## DATASET ENTRIES
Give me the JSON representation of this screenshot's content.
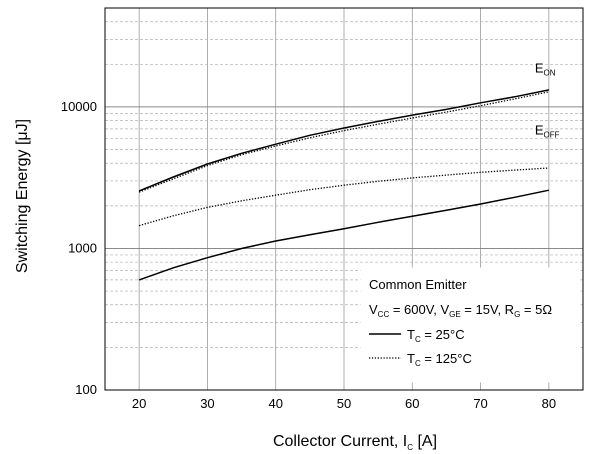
{
  "chart_data": {
    "type": "line",
    "title": "",
    "xlabel_main": "Collector Current, I",
    "xlabel_sub": "C",
    "xlabel_tail": " [A]",
    "ylabel": "Switching Energy [μJ]",
    "xlim": [
      15,
      85
    ],
    "ylim": [
      100,
      50000
    ],
    "yscale": "log",
    "grid": true,
    "x_ticks": [
      20,
      30,
      40,
      50,
      60,
      70,
      80
    ],
    "y_ticks": [
      100,
      1000,
      10000
    ],
    "y_tick_labels": [
      "100",
      "1000",
      "10000"
    ],
    "x": [
      20,
      25,
      30,
      35,
      40,
      45,
      50,
      55,
      60,
      65,
      70,
      75,
      80
    ],
    "series": [
      {
        "name": "E",
        "sub": "ON",
        "tc": "25",
        "style": "solid",
        "values": [
          2550,
          3200,
          3950,
          4700,
          5450,
          6300,
          7100,
          7900,
          8750,
          9600,
          10700,
          11800,
          13200
        ]
      },
      {
        "name": "E",
        "sub": "ON",
        "tc": "125",
        "style": "dotted",
        "values": [
          2500,
          3100,
          3850,
          4600,
          5300,
          6050,
          6800,
          7550,
          8350,
          9200,
          10200,
          11400,
          12800
        ]
      },
      {
        "name": "E",
        "sub": "OFF",
        "tc": "25",
        "style": "solid",
        "values": [
          600,
          730,
          860,
          1000,
          1130,
          1250,
          1380,
          1530,
          1690,
          1860,
          2060,
          2300,
          2580
        ]
      },
      {
        "name": "E",
        "sub": "OFF",
        "tc": "125",
        "style": "dotted",
        "values": [
          1450,
          1700,
          1950,
          2170,
          2380,
          2600,
          2800,
          2980,
          3150,
          3300,
          3450,
          3580,
          3700
        ]
      }
    ],
    "curve_labels": [
      {
        "main": "E",
        "sub": "ON",
        "x": 80,
        "y": 17500
      },
      {
        "main": "E",
        "sub": "OFF",
        "x": 80,
        "y": 6400
      }
    ],
    "legend": {
      "placement": "bottom-right",
      "title": "Common Emitter",
      "conditions": [
        {
          "main": "V",
          "sub": "CC",
          "text": " = 600V, "
        },
        {
          "main": "V",
          "sub": "GE",
          "text": " = 15V, "
        },
        {
          "main": "R",
          "sub": "G",
          "text": " = 5Ω"
        }
      ],
      "entries": [
        {
          "style": "solid",
          "main": "T",
          "sub": "C",
          "text": " = 25°C"
        },
        {
          "style": "dotted",
          "main": "T",
          "sub": "C",
          "text": " = 125°C"
        }
      ]
    }
  }
}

## THE REQUEST
Output a faithful copy of the data, with each picture left out.

## FULL RESPONSE
Give me the JSON representation of this screenshot's content.
{
  "chart_data": {
    "type": "line",
    "title": "",
    "xlabel_main": "Collector Current, I",
    "xlabel_sub": "C",
    "xlabel_tail": " [A]",
    "ylabel": "Switching Energy [μJ]",
    "xlim": [
      15,
      85
    ],
    "ylim": [
      100,
      50000
    ],
    "yscale": "log",
    "grid": true,
    "x_ticks": [
      20,
      30,
      40,
      50,
      60,
      70,
      80
    ],
    "y_ticks": [
      100,
      1000,
      10000
    ],
    "y_tick_labels": [
      "100",
      "1000",
      "10000"
    ],
    "x": [
      20,
      25,
      30,
      35,
      40,
      45,
      50,
      55,
      60,
      65,
      70,
      75,
      80
    ],
    "series": [
      {
        "name": "E",
        "sub": "ON",
        "tc": "25",
        "style": "solid",
        "values": [
          2550,
          3200,
          3950,
          4700,
          5450,
          6300,
          7100,
          7900,
          8750,
          9600,
          10700,
          11800,
          13200
        ]
      },
      {
        "name": "E",
        "sub": "ON",
        "tc": "125",
        "style": "dotted",
        "values": [
          2500,
          3100,
          3850,
          4600,
          5300,
          6050,
          6800,
          7550,
          8350,
          9200,
          10200,
          11400,
          12800
        ]
      },
      {
        "name": "E",
        "sub": "OFF",
        "tc": "25",
        "style": "solid",
        "values": [
          600,
          730,
          860,
          1000,
          1130,
          1250,
          1380,
          1530,
          1690,
          1860,
          2060,
          2300,
          2580
        ]
      },
      {
        "name": "E",
        "sub": "OFF",
        "tc": "125",
        "style": "dotted",
        "values": [
          1450,
          1700,
          1950,
          2170,
          2380,
          2600,
          2800,
          2980,
          3150,
          3300,
          3450,
          3580,
          3700
        ]
      }
    ],
    "curve_labels": [
      {
        "main": "E",
        "sub": "ON",
        "x": 80,
        "y": 17500
      },
      {
        "main": "E",
        "sub": "OFF",
        "x": 80,
        "y": 6400
      }
    ],
    "legend": {
      "placement": "bottom-right",
      "title": "Common Emitter",
      "conditions": [
        {
          "main": "V",
          "sub": "CC",
          "text": " = 600V, "
        },
        {
          "main": "V",
          "sub": "GE",
          "text": " = 15V, "
        },
        {
          "main": "R",
          "sub": "G",
          "text": " = 5Ω"
        }
      ],
      "entries": [
        {
          "style": "solid",
          "main": "T",
          "sub": "C",
          "text": " = 25°C"
        },
        {
          "style": "dotted",
          "main": "T",
          "sub": "C",
          "text": " = 125°C"
        }
      ]
    }
  }
}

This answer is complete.